To do
Copy out each line of the data that holds the word "Convertidas".
═══ Supplied material ═══
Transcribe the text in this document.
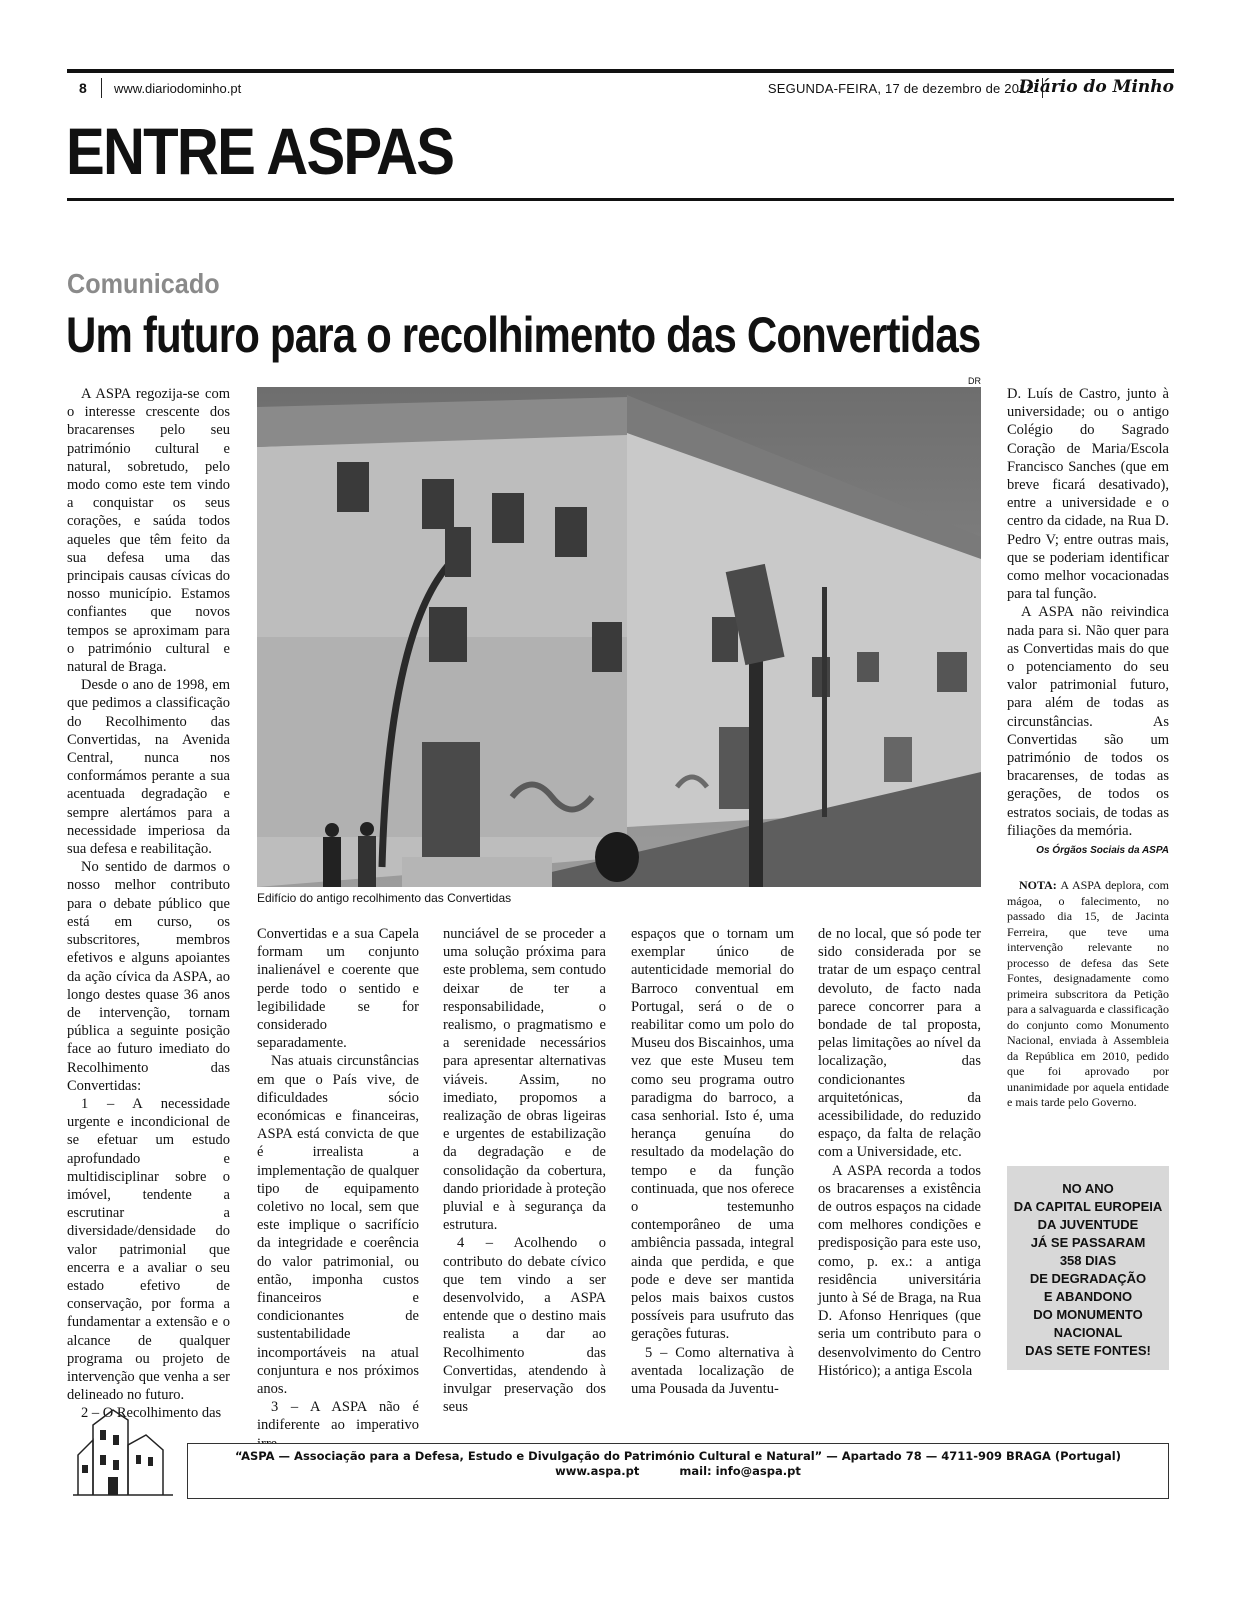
8 www.diariodominho.pt	SEGUNDA-FEIRA, 17 de dezembro de 2012
Diário do Minho
ENTRE ASPAS
Comunicado
Um futuro para o recolhimento das Convertidas

A ASPA regozija-se com o interesse crescente dos bracarenses pelo seu património cultural e natural, sobretudo, pelo modo como este tem vindo a conquistar os seus corações, e saúda todos aqueles que têm feito da sua defesa uma das principais causas cívicas do nosso município. Estamos confiantes que novos tempos se aproximam para o património cultural e natural de Braga.

Desde o ano de 1998, em que pedimos a classificação do Recolhimento das Convertidas, na Avenida Central, nunca nos conformámos perante a sua acentuada degradação e sempre alertámos para a necessidade imperiosa da sua defesa e reabilitação.

No sentido de darmos o nosso melhor contributo para o debate público que está em curso, os subscritores, membros efetivos e alguns apoiantes da ação cívica da ASPA, ao longo destes quase 36 anos de intervenção, tornam pública a seguinte posição face ao futuro imediato do Recolhimento das Convertidas:

1 – A necessidade urgente e incondicional de se efetuar um estudo aprofundado e multidisciplinar sobre o imóvel, tendente a escrutinar a diversidade/densidade do valor patrimonial que encerra e a avaliar o seu estado efetivo de conservação, por forma a fundamentar a extensão e o alcance de qualquer programa ou projeto de intervenção que venha a ser delineado no futuro.

2 – O Recolhimento das

DR
Edifício do antigo recolhimento das Convertidas

Convertidas e a sua Capela formam um conjunto inalienável e coerente que perde todo o sentido e legibilidade se for considerado separadamente.

Nas atuais circunstâncias em que o País vive, de dificuldades sócio económicas e financeiras, ASPA está convicta de que é irrealista a implementação de qualquer tipo de equipamento coletivo no local, sem que este implique o sacrifício da integridade e coerência do valor patrimonial, ou então, imponha custos financeiros e condicionantes de sustentabilidade incomportáveis na atual conjuntura e nos próximos anos.

3 – A ASPA não é indiferente ao imperativo

nunciável de se proceder a uma solução próxima para este problema, sem contudo deixar de ter a responsabilidade, o realismo, o pragmatismo e a serenidade necessários para apresentar alternativas viáveis. Assim, no imediato, propomos a realização de obras ligeiras e urgentes de estabilização da degradação e de consolidação da cobertura, dando prioridade à proteção pluvial e à segurança da estrutura.

4 – Acolhendo o contributo do debate cívico que tem vindo a ser desenvolvido, a ASPA entende que o destino mais realista a dar ao Recolhimento das Convertidas, atendendo à invulgar preservação dos seus

espaços que o tornam um exemplar único de autenticidade memorial do Barroco conventual em Portugal, será o de o reabilitar como um polo do Museu dos Biscainhos, uma vez que este Museu tem como seu programa outro paradigma do barroco, a casa senhorial. Isto é, uma herança genuína do resultado da modelação do tempo e da função continuada, que nos oferece o testemunho contemporâneo de uma ambiência passada, integral ainda que perdida, e que pode e deve ser mantida pelos mais baixos custos possíveis para usufruto das gerações futuras.

5 – Como alternativa à aventada localização de uma Pousada da Juventu-

de no local, que só pode ter sido considerada por se tratar de um espaço central devoluto, de facto nada parece concorrer para a bondade de tal proposta, pelas limitações ao nível da localização, das condicionantes arquitetónicas, da acessibilidade, do reduzido espaço, da falta de relação com a Universidade, etc.

A ASPA recorda a todos os bracarenses a existência de outros espaços na cidade com melhores condições e predisposição para este uso, como, p. ex.: a antiga residência universitária junto à Sé de Braga, na Rua D. Afonso Henriques (que seria um contributo para o desenvolvimento do Centro Histórico); a antiga Escola

D. Luís de Castro, junto à universidade; ou o antigo Colégio do Sagrado Coração de Maria/Escola Francisco Sanches (que em breve ficará desativado), entre a universidade e o centro da cidade, na Rua D. Pedro V; entre outras mais, que se poderiam identificar como melhor vocacionadas para tal função.

A ASPA não reivindica nada para si. Não quer para as Convertidas mais do que o potenciamento do seu valor patrimonial futuro, para além de todas as circunstâncias. As Convertidas são um património de todos os bracarenses, de todas as gerações, de todos os estratos sociais, de todas as filiações da memória.

Os Órgãos Sociais da ASPA

NOTA: A ASPA deplora, com mágoa, o falecimento, no passado dia 15, de Jacinta Ferreira, que teve uma intervenção relevante no processo de defesa das Sete Fontes, designadamente como primeira subscritora da Petição para a salvaguarda e classificação do conjunto como Monumento Nacional, enviada à Assembleia da República em 2010, pedido que foi aprovado por unanimidade por aquela entidade e mais tarde pelo Governo.

NO ANO
DA CAPITAL EUROPEIA
DA JUVENTUDE
JÁ SE PASSARAM
358 DIAS
DE DEGRADAÇÃO
E ABANDONO
DO MONUMENTO
NACIONAL
DAS SETE FONTES!
“ASPA — Associação para a Defesa, Estudo e Divulgação do Património Cultural e Natural” — Apartado 78 — 4711-909 BRAGA (Portugal)
www.aspa.pt          mail: info@aspa.pt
═══
Written solution
Um futuro para o recolhimento das Convertidas
Desde o ano de 1998, em que pedimos a classificação do Recolhimento das Convertidas, na Avenida Central, nunca nos conformámos perante a sua acentuada degradação e sempre alertámos para a necessidade imperiosa da sua defesa e reabilitação.
No sentido de darmos o nosso melhor contributo para o debate público que está em curso, os subscritores, membros efetivos e alguns apoiantes da ação cívica da ASPA, ao longo destes quase 36 anos de intervenção, tornam pública a seguinte posição face ao futuro imediato do Recolhimento das Convertidas:
Edifício do antigo recolhimento das Convertidas
Convertidas e a sua Capela formam um conjunto inalienável e coerente que perde todo o sentido e legibilidade se for considerado separadamente.
4 – Acolhendo o contributo do debate cívico que tem vindo a ser desenvolvido, a ASPA entende que o destino mais realista a dar ao Recolhimento das Convertidas, atendendo à invulgar preservação dos seus
A ASPA não reivindica nada para si. Não quer para as Convertidas mais do que o potenciamento do seu valor patrimonial futuro, para além de todas as circunstâncias. As Convertidas são um património de todos os bracarenses, de todas as gerações, de todos os estratos sociais, de todas as filiações da memória.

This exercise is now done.